- Aim of the task: Write out the records below once more, exactly as they stand.
-- BEGIN --
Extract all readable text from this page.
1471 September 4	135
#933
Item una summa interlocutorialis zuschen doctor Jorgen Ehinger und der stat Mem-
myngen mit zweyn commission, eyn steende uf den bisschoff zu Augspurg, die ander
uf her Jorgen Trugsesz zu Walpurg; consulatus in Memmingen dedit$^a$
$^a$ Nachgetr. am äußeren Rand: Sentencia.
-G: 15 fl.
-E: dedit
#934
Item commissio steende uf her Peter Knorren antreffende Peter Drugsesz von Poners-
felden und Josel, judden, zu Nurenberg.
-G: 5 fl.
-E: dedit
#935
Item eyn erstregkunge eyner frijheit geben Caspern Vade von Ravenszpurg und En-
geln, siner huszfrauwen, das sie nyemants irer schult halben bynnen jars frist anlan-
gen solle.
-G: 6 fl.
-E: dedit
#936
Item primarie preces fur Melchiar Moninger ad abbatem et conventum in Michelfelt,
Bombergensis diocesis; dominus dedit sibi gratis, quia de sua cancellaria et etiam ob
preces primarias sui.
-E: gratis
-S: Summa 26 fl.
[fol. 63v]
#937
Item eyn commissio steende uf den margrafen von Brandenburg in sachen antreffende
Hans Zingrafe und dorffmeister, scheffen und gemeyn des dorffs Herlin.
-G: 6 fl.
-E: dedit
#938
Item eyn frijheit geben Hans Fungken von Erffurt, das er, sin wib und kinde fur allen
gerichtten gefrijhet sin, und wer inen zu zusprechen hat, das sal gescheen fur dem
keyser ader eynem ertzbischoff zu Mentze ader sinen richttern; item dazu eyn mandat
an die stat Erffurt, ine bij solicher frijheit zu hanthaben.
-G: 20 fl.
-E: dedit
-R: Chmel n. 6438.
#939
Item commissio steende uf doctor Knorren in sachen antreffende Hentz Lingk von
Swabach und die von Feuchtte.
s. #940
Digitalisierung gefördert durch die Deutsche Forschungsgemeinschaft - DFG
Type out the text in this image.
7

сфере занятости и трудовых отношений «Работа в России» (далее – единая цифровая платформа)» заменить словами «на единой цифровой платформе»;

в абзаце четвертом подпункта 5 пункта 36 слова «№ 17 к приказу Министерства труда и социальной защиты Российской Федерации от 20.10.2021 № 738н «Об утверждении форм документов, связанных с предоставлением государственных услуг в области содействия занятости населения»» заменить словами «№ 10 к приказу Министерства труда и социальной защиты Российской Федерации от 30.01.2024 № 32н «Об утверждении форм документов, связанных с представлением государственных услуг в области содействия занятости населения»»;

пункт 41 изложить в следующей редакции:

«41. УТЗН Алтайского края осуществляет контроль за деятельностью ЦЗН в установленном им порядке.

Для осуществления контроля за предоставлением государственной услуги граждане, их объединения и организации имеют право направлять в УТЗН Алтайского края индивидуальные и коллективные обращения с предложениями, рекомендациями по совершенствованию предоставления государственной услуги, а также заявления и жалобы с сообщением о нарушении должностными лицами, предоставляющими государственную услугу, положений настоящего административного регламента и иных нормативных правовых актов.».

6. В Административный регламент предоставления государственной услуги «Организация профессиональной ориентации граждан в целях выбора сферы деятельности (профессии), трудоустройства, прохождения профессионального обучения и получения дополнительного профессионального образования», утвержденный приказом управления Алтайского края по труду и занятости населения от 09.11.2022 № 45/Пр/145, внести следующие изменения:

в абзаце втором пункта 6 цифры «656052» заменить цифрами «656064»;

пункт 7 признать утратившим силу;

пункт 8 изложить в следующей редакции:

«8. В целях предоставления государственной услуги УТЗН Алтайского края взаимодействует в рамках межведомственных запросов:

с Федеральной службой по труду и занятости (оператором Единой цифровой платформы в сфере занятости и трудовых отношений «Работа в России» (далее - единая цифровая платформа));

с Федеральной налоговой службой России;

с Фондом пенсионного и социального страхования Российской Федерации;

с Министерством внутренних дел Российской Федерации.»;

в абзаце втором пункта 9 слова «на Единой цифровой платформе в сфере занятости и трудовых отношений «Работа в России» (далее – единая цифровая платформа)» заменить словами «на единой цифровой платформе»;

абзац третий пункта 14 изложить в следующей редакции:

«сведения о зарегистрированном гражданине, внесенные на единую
-- END --
- Expected answer:
Extract all readable text from this page.
1471 September 4	135
#933
Item una summa interlocutorialis zuschen doctor Jorgen Ehinger und der stat Mem-
myngen mit zweyn commission, eyn steende uf den bisschoff zu Augspurg, die ander
uf her Jorgen Trugsesz zu Walpurg; consulatus in Memmingen dedit$^a$
$^a$ Nachgetr. am äußeren Rand: Sentencia.
-G: 15 fl.
-E: dedit
#934
Item commissio steende uf her Peter Knorren antreffende Peter Drugsesz von Poners-
felden und Josel, judden, zu Nurenberg.
-G: 5 fl.
-E: dedit
#935
Item eyn erstregkunge eyner frijheit geben Caspern Vade von Ravenszpurg und En-
geln, siner huszfrauwen, das sie nyemants irer schult halben bynnen jars frist anlan-
gen solle.
-G: 6 fl.
-E: dedit
#936
Item primarie preces fur Melchiar Moninger ad abbatem et conventum in Michelfelt,
Bombergensis diocesis; dominus dedit sibi gratis, quia de sua cancellaria et etiam ob
preces primarias sui.
-E: gratis
-S: Summa 26 fl.
[fol. 63v]
#937
Item eyn commissio steende uf den margrafen von Brandenburg in sachen antreffende
Hans Zingrafe und dorffmeister, scheffen und gemeyn des dorffs Herlin.
-G: 6 fl.
-E: dedit
#938
Item eyn frijheit geben Hans Fungken von Erffurt, das er, sin wib und kinde fur allen
gerichtten gefrijhet sin, und wer inen zu zusprechen hat, das sal gescheen fur dem
keyser ader eynem ertzbischoff zu Mentze ader sinen richttern; item dazu eyn mandat
an die stat Erffurt, ine bij solicher frijheit zu hanthaben.
-G: 20 fl.
-E: dedit
-R: Chmel n. 6438.
#939
Item commissio steende uf doctor Knorren in sachen antreffende Hentz Lingk von
Swabach und die von Feuchtte.
s. #940
Digitalisierung gefördert durch die Deutsche Forschungsgemeinschaft - DFG
Type out the text in this image.
7

сфере занятости и трудовых отношений «Работа в России» (далее – единая цифровая платформа)» заменить словами «на единой цифровой платформе»;

в абзаце четвертом подпункта 5 пункта 36 слова «№ 17 к приказу Министерства труда и социальной защиты Российской Федерации от 20.10.2021 № 738н «Об утверждении форм документов, связанных с предоставлением государственных услуг в области содействия занятости населения»» заменить словами «№ 10 к приказу Министерства труда и социальной защиты Российской Федерации от 30.01.2024 № 32н «Об утверждении форм документов, связанных с представлением государственных услуг в области содействия занятости населения»»;

пункт 41 изложить в следующей редакции:

«41. УТЗН Алтайского края осуществляет контроль за деятельностью ЦЗН в установленном им порядке.

Для осуществления контроля за предоставлением государственной услуги граждане, их объединения и организации имеют право направлять в УТЗН Алтайского края индивидуальные и коллективные обращения с предложениями, рекомендациями по совершенствованию предоставления государственной услуги, а также заявления и жалобы с сообщением о нарушении должностными лицами, предоставляющими государственную услугу, положений настоящего административного регламента и иных нормативных правовых актов.».

6. В Административный регламент предоставления государственной услуги «Организация профессиональной ориентации граждан в целях выбора сферы деятельности (профессии), трудоустройства, прохождения профессионального обучения и получения дополнительного профессионального образования», утвержденный приказом управления Алтайского края по труду и занятости населения от 09.11.2022 № 45/Пр/145, внести следующие изменения:

в абзаце втором пункта 6 цифры «656052» заменить цифрами «656064»;

пункт 7 признать утратившим силу;

пункт 8 изложить в следующей редакции:

«8. В целях предоставления государственной услуги УТЗН Алтайского края взаимодействует в рамках межведомственных запросов:

с Федеральной службой по труду и занятости (оператором Единой цифровой платформы в сфере занятости и трудовых отношений «Работа в России» (далее - единая цифровая платформа));

с Федеральной налоговой службой России;

с Фондом пенсионного и социального страхования Российской Федерации;

с Министерством внутренних дел Российской Федерации.»;

в абзаце втором пункта 9 слова «на Единой цифровой платформе в сфере занятости и трудовых отношений «Работа в России» (далее – единая цифровая платформа)» заменить словами «на единой цифровой платформе»;

абзац третий пункта 14 изложить в следующей редакции:

«сведения о зарегистрированном гражданине, внесенные на единую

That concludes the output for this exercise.